### Objective
Type out the material below exactly.

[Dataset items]
^^^^^^^^

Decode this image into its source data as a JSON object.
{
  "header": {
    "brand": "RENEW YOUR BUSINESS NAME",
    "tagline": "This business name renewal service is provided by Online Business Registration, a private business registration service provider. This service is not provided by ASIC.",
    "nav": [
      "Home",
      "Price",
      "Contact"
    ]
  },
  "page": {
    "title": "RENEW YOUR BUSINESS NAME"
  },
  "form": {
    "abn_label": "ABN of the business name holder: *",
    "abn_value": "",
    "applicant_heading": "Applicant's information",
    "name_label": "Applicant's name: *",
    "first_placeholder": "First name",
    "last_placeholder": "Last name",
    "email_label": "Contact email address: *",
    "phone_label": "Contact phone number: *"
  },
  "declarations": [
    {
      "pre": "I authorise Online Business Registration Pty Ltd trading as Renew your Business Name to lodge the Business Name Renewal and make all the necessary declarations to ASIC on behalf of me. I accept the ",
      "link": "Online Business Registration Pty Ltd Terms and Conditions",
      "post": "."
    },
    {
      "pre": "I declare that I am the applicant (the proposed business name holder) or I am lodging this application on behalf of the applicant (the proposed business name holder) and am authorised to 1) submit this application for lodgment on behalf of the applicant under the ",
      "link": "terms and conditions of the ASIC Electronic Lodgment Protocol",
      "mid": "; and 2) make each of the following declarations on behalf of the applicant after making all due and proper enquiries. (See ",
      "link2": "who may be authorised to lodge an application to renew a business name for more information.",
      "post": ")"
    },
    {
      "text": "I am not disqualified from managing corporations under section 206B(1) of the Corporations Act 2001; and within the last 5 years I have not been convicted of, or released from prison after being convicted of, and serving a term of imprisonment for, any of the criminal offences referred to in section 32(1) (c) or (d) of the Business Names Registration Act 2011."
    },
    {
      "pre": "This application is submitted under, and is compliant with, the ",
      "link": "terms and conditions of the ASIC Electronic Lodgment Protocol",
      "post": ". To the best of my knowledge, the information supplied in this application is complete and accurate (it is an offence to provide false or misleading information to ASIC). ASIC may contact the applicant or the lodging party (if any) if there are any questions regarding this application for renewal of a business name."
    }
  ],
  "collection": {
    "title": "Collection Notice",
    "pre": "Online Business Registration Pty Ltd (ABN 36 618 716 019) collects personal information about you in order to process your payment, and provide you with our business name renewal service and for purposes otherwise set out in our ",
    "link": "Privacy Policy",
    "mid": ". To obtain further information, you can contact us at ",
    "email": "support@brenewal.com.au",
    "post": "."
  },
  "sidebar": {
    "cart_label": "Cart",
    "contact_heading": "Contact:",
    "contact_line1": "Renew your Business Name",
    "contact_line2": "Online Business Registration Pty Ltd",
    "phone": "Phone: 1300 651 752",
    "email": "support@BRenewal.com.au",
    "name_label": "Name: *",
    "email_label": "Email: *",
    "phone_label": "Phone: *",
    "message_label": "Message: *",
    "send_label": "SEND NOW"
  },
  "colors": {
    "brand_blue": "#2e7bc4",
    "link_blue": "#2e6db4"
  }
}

^^^^^^^^

### Output for this task
Decode this image into its source data as a JSON object.
{
  "header": {
    "brand": "RENEW YOUR BUSINESS NAME",
    "tagline": "This business name renewal service is provided by Online Business Registration, a private business registration service provider. This service is not provided by ASIC.",
    "nav": [
      "Home",
      "Price",
      "Contact"
    ]
  },
  "page": {
    "title": "RENEW YOUR BUSINESS NAME"
  },
  "form": {
    "abn_label": "ABN of the business name holder: *",
    "abn_value": "",
    "applicant_heading": "Applicant's information",
    "name_label": "Applicant's name: *",
    "first_placeholder": "First name",
    "last_placeholder": "Last name",
    "email_label": "Contact email address: *",
    "phone_label": "Contact phone number: *"
  },
  "declarations": [
    {
      "pre": "I authorise Online Business Registration Pty Ltd trading as Renew your Business Name to lodge the Business Name Renewal and make all the necessary declarations to ASIC on behalf of me. I accept the ",
      "link": "Online Business Registration Pty Ltd Terms and Conditions",
      "post": "."
    },
    {
      "pre": "I declare that I am the applicant (the proposed business name holder) or I am lodging this application on behalf of the applicant (the proposed business name holder) and am authorised to 1) submit this application for lodgment on behalf of the applicant under the ",
      "link": "terms and conditions of the ASIC Electronic Lodgment Protocol",
      "mid": "; and 2) make each of the following declarations on behalf of the applicant after making all due and proper enquiries. (See ",
      "link2": "who may be authorised to lodge an application to renew a business name for more information.",
      "post": ")"
    },
    {
      "text": "I am not disqualified from managing corporations under section 206B(1) of the Corporations Act 2001; and within the last 5 years I have not been convicted of, or released from prison after being convicted of, and serving a term of imprisonment for, any of the criminal offences referred to in section 32(1) (c) or (d) of the Business Names Registration Act 2011."
    },
    {
      "pre": "This application is submitted under, and is compliant with, the ",
      "link": "terms and conditions of the ASIC Electronic Lodgment Protocol",
      "post": ". To the best of my knowledge, the information supplied in this application is complete and accurate (it is an offence to provide false or misleading information to ASIC). ASIC may contact the applicant or the lodging party (if any) if there are any questions regarding this application for renewal of a business name."
    }
  ],
  "collection": {
    "title": "Collection Notice",
    "pre": "Online Business Registration Pty Ltd (ABN 36 618 716 019) collects personal information about you in order to process your payment, and provide you with our business name renewal service and for purposes otherwise set out in our ",
    "link": "Privacy Policy",
    "mid": ". To obtain further information, you can contact us at ",
    "email": "support@brenewal.com.au",
    "post": "."
  },
  "sidebar": {
    "cart_label": "Cart",
    "contact_heading": "Contact:",
    "contact_line1": "Renew your Business Name",
    "contact_line2": "Online Business Registration Pty Ltd",
    "phone": "Phone: 1300 651 752",
    "email": "support@BRenewal.com.au",
    "name_label": "Name: *",
    "email_label": "Email: *",
    "phone_label": "Phone: *",
    "message_label": "Message: *",
    "send_label": "SEND NOW"
  },
  "colors": {
    "brand_blue": "#2e7bc4",
    "link_blue": "#2e6db4"
  }
}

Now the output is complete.